• [Instruksi Kerja 1]:
Jawab pertanyaan berikut berdasarkan artikel tentang gaya politik Ahok:
(a) Pada tanggal dan pukul berapa artikel itu diperbarui?
(b) Menurut keterangan gambar, beton di pelabuhan mana yang dibongkar RR?
(c) Dengan nama apa Gubernur DKI Jakarta Basuki Tjahaya Purnama biasa disapa?
• [Instruksi Kerja 2]:
Tentukan apakah setiap pernyataan berikut sesuai dengan artikel tentang gaya politik Ahok. Jawab ya atau tidak, lalu kutip kata-kata artikel yang menjadi dasarnya.
(a) Kompasiana disebut sebagai platform blog.
(b) Ahok merasa terganggu oleh penilaian publik terhadap dirinya.
(c) Tidak ada pihak yang mendukung gaya politik Ahok.
• [Instruksi Kerja 3]: Lanjutkan artikel tentang gaya politik Ahok, dimulai tepat setelah kalimat terakhirnya.

• [Kutipan Sumber]:
################

Lihat ke Halaman Asli

Nurdin Taher

TERVERIFIKASI

Keberagaman adalah sunnatullah, karena itu pandanglah setiap yang berbeda itu sebagai cermin kebesaran Ilahi. Surel : nurdin.en.te.70@gmail.com0

Kegaduhan Ala Buwas dan Rizal Ramly, “Mengikuti” Gaya Ahok?

Diperbarui: 11 September 2015   16:00

Kompasiana adalah platform blog. Konten ini menjadi tanggung jawab bloger dan tidak mewakili pandangan redaksi Kompas.

"Aksi koboi" ala RR ketika membongkar beton Pelabuhan Tanjung Priok, Jakarta (10/9/15)

Oleh : eN-Te

Gaya kontroversi Gubernur DKI Jakarta, Basuki Tjahaya Purnama, yang biasa disapa Ahok (Menawarkan Kontroversi) adalah sebuah fenomena baru dalam perpolitikkan nasional arus utama (mainstream). Sejak kehadirannya di pentas politik nasional, Ahok terus menerus menawarkan kontroversi. Ahok bukan saja menawarkan kontroversi, tetapi juga pada batas-batas tertentu dianggap hanya membuat sensasi menantang arus. Bahkan bila mau ditarik-tarik, maka gaya politik Ahok dapat disimpulkan sebagai sebuah kegaduhan yang “menggembirakan”.

Tidak sedikit yang mendukung gaya politik Ahok di tengah praktek “kemunafikan” berjamaah yang dibungkus dengan kamuflase. Begitu pula tidak kalah banyak yang gerah dengan perilaku politik ala Ahok.  Meski begitu, Ahok tidak merasa terganggu dengan semua itu, seolah ia seakan sadar dan membiarkan sikap publik terbelah dalam menilai dirinya. Ahok membiarkan sebebas-bebasnya kepada publik untuk menilai, apakah dirinya seorang yang patut mendapat apresiasi atau sebaliknya harus mendapat caci maki. Ahok seakan bergeming dan mencoba “menikmati” semua itu dalam posisi tanpa beban.

################

• [Data yang Diberikan]:
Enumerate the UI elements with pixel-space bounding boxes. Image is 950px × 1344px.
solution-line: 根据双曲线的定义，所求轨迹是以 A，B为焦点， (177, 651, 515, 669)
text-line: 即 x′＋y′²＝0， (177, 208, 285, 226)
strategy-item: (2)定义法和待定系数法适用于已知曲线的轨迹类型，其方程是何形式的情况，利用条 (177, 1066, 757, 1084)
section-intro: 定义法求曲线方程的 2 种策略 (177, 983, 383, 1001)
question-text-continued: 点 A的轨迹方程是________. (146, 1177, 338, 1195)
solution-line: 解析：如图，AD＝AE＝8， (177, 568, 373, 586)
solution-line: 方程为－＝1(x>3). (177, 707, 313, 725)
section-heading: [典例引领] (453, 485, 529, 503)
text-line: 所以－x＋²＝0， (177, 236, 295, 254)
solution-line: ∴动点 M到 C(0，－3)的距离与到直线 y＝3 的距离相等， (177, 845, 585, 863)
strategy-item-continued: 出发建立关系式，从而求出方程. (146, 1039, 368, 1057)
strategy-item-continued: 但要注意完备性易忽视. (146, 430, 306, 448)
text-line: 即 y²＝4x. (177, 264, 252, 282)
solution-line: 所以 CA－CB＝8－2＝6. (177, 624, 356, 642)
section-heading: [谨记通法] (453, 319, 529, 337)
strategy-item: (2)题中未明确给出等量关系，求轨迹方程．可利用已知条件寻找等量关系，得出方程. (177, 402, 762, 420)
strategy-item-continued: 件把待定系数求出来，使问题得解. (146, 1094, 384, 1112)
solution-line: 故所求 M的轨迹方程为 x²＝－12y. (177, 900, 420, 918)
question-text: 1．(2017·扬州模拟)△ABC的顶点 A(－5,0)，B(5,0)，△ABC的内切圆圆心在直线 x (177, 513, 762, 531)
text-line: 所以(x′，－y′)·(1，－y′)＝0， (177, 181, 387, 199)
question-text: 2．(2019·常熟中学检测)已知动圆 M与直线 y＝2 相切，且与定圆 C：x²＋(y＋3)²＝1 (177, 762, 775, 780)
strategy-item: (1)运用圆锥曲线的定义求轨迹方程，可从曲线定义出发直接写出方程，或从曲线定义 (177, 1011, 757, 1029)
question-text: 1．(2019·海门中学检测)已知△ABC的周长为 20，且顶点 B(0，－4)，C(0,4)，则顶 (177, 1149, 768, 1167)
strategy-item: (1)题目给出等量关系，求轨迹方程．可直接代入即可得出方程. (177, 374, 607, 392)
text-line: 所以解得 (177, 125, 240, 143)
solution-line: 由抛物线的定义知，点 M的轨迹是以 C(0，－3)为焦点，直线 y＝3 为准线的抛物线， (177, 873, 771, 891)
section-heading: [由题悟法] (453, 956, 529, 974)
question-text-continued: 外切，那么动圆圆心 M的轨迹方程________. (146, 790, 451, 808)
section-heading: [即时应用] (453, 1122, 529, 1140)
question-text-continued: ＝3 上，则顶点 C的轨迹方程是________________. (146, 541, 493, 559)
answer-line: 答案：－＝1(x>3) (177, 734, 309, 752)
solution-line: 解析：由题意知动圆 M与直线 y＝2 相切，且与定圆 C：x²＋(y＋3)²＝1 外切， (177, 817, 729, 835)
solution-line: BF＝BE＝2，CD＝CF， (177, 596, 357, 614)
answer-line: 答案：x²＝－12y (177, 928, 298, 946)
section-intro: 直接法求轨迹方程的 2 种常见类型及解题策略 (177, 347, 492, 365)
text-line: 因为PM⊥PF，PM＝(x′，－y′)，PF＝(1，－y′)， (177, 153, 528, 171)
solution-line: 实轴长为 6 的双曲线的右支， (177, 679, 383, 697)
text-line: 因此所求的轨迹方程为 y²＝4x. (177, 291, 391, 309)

################

• [Ruang Jawaban 1]:
(a) 11 September 2015, pukul 16:00
(b) Pelabuhan Tanjung Priok, Jakarta
(c) Ahok

• [Ruang Jawaban 2]:
(a) Ya: "Kompasiana adalah platform blog."
(b) Tidak: "Ahok tidak merasa terganggu dengan semua itu"
(c) Tidak: "Tidak sedikit yang mendukung gaya politik Ahok"

• [Ruang Jawaban 3]:
Mungkinkah ada hidden agenda yang sedang dimainkan oleh Ahok, meski itu bernuansa politis untuk kepentingan mengamankan posisi politiknya masa depan? Katakanlah untuk kepentingan pencalonan pemilihan kepala daerah (pilgub) DKI Jakarta untuk periode kedua. Terlepas dari semua itu, gaya Ahok telah memberikan “inspirasi” kepada pelaku politik (politisi) untuk juga mengikutinya. Pertanyaan berikutnya adalah apakah “kegaduhan” ala Budi Waseso (Buwas) dan Rizal Ramly (RR) dalam atmosfir politik nasional kekinian adalah juga karena terinspirasi ingin “mengikuti” gaya Ahok, yang juga untuk alasan kepentingan politik (karier politik masa depan)? Mari coba kita lihat dan telaah!    

Buwas Sang "Mr. Brutal"

Predikat brutal pertama kali disematkan kepada Buwas dan diperkenalkan pada publik oleh Buya Syafi’i Ma’arif untuk menggambarkan sikap dan perilaku Buwas. Predikat itu, “terpaksa” disematkan oleh Buya, karena gerah terhadap “kelakuan” Buwas yang tanpa pandang buluh menetapkan seseorang menjadi tersangka dan menangkapnya. Meski dengan alasan menegakkan hukum untuk menjalankan amanat undang-undang, cara dan langkah Buwas dianggap bertentangan “etika” seperti dianut oleh pendapat arus utama (mainstream). Rupanya banyak orang yang sudah merasa nyaman berada pada zona ini, sehingga merasa terganggu bila ada yang mencoba mengusiknya, meski langkah itu dijamin oleh ketentuan undang-undang.

“Kegaduhan” ala Buwas berawal ketika ia dengan sekonyong-konyong memerintahkan anak buahnya menangkap Bambang Wijoyanto (BW). Tanpa ada surat perintah tim penyidik Bareskrim menangkap BW ketika ia sedang dalam perjalanan mengantar anaknya ke sekolah. Lebih “tidak etis” ketika penangkapan itu, BW belum mengetahui status hukumnya sebagai tersangka, dan masih dalam kondisi berpakaian “rumahan”. BW masih berpakaian sarung dan baju koko serta kopiah, karena belum sempat berganti pakaian setelah melaksanakan sholat shubuh.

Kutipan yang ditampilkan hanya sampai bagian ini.